---------- Provided information ----------

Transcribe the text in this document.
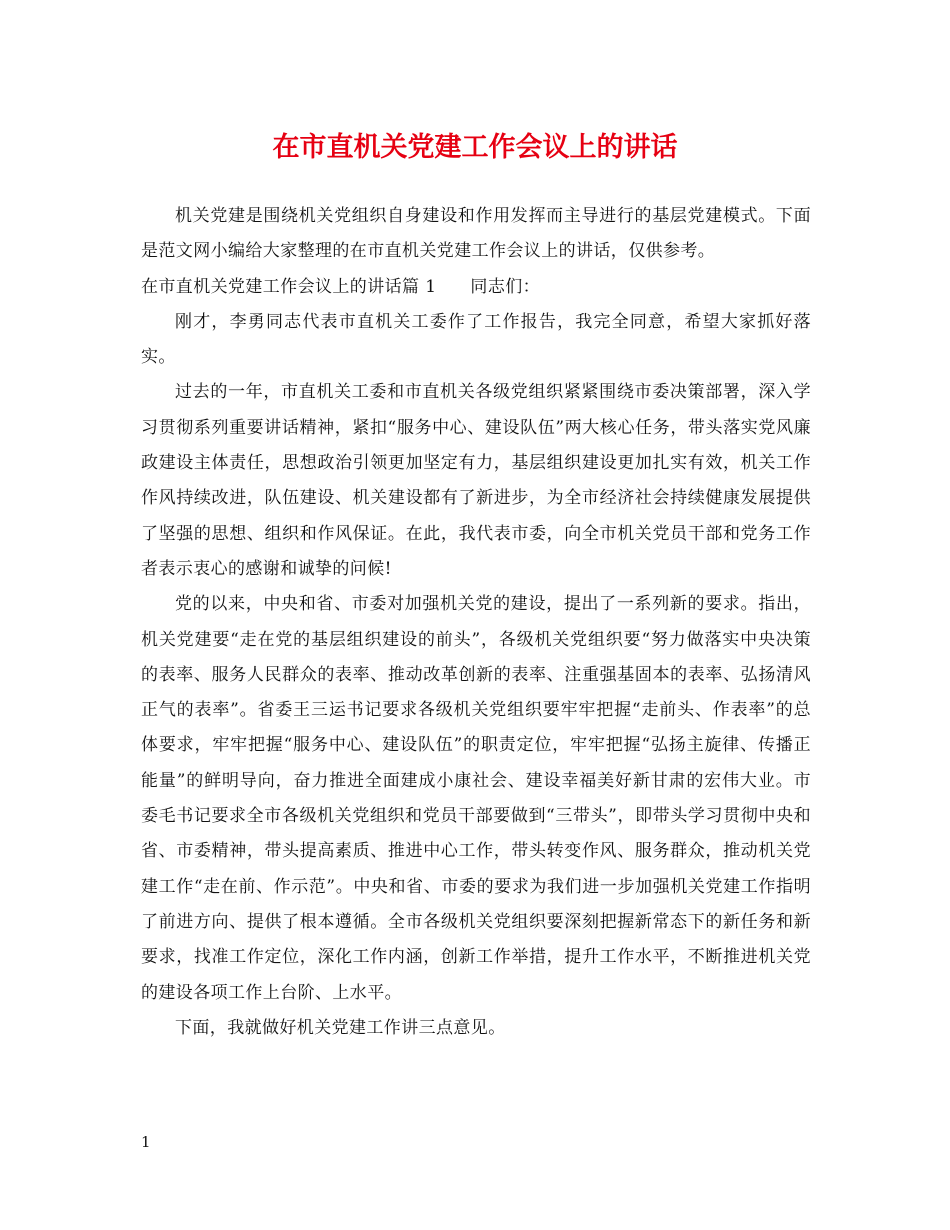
在市直机关党建工作会议上的讲话

机关党建是围绕机关党组织自身建设和作用发挥而主导进行的基层党建模式。下面是范文网小编给大家整理的在市直机关党建工作会议上的讲话，仅供参考。

在市直机关党建工作会议上的讲话篇 1 同志们：

刚才，李勇同志代表市直机关工委作了工作报告，我完全同意，希望大家抓好落实。

过去的一年，市直机关工委和市直机关各级党组织紧紧围绕市委决策部署，深入学习贯彻系列重要讲话精神，紧扣“服务中心、建设队伍”两大核心任务，带头落实党风廉政建设主体责任，思想政治引领更加坚定有力，基层组织建设更加扎实有效，机关工作作风持续改进，队伍建设、机关建设都有了新进步，为全市经济社会持续健康发展提供了坚强的思想、组织和作风保证。在此，我代表市委，向全市机关党员干部和党务工作者表示衷心的感谢和诚挚的问候!

党的以来，中央和省、市委对加强机关党的建设，提出了一系列新的要求。指出，机关党建要“走在党的基层组织建设的前头”，各级机关党组织要“努力做落实中央决策的表率、服务人民群众的表率、推动改革创新的表率、注重强基固本的表率、弘扬清风正气的表率”。省委王三运书记要求各级机关党组织要牢牢把握“走前头、作表率”的总体要求，牢牢把握“服务中心、建设队伍”的职责定位，牢牢把握“弘扬主旋律、传播正能量”的鲜明导向，奋力推进全面建成小康社会、建设幸福美好新甘肃的宏伟大业。市委毛书记要求全市各级机关党组织和党员干部要做到“三带头”，即带头学习贯彻中央和省、市委精神，带头提高素质、推进中心工作，带头转变作风、服务群众，推动机关党建工作“走在前、作示范”。中央和省、市委的要求为我们进一步加强机关党建工作指明了前进方向、提供了根本遵循。全市各级机关党组织要深刻把握新常态下的新任务和新要求，找准工作定位，深化工作内涵，创新工作举措，提升工作水平，不断推进机关党的建设各项工作上台阶、上水平。

下面，我就做好机关党建工作讲三点意见。

1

----------

Job: Filter the entries above down to the lines containing the word "服务中心".

Result of the exercise:
过去的一年，市直机关工委和市直机关各级党组织紧紧围绕市委决策部署，深入学习贯彻系列重要讲话精神，紧扣“服务中心、建设队伍”两大核心任务，带头落实党风廉政建设主体责任，思想政治引领更加坚定有力，基层组织建设更加扎实有效，机关工作作风持续改进，队伍建设、机关建设都有了新进步，为全市经济社会持续健康发展提供了坚强的思想、组织和作风保证。在此，我代表市委，向全市机关党员干部和党务工作者表示衷心的感谢和诚挚的问候!
党的以来，中央和省、市委对加强机关党的建设，提出了一系列新的要求。指出，机关党建要“走在党的基层组织建设的前头”，各级机关党组织要“努力做落实中央决策的表率、服务人民群众的表率、推动改革创新的表率、注重强基固本的表率、弘扬清风正气的表率”。省委王三运书记要求各级机关党组织要牢牢把握“走前头、作表率”的总体要求，牢牢把握“服务中心、建设队伍”的职责定位，牢牢把握“弘扬主旋律、传播正能量”的鲜明导向，奋力推进全面建成小康社会、建设幸福美好新甘肃的宏伟大业。市委毛书记要求全市各级机关党组织和党员干部要做到“三带头”，即带头学习贯彻中央和省、市委精神，带头提高素质、推进中心工作，带头转变作风、服务群众，推动机关党建工作“走在前、作示范”。中央和省、市委的要求为我们进一步加强机关党建工作指明了前进方向、提供了根本遵循。全市各级机关党组织要深刻把握新常态下的新任务和新要求，找准工作定位，深化工作内涵，创新工作举措，提升工作水平，不断推进机关党的建设各项工作上台阶、上水平。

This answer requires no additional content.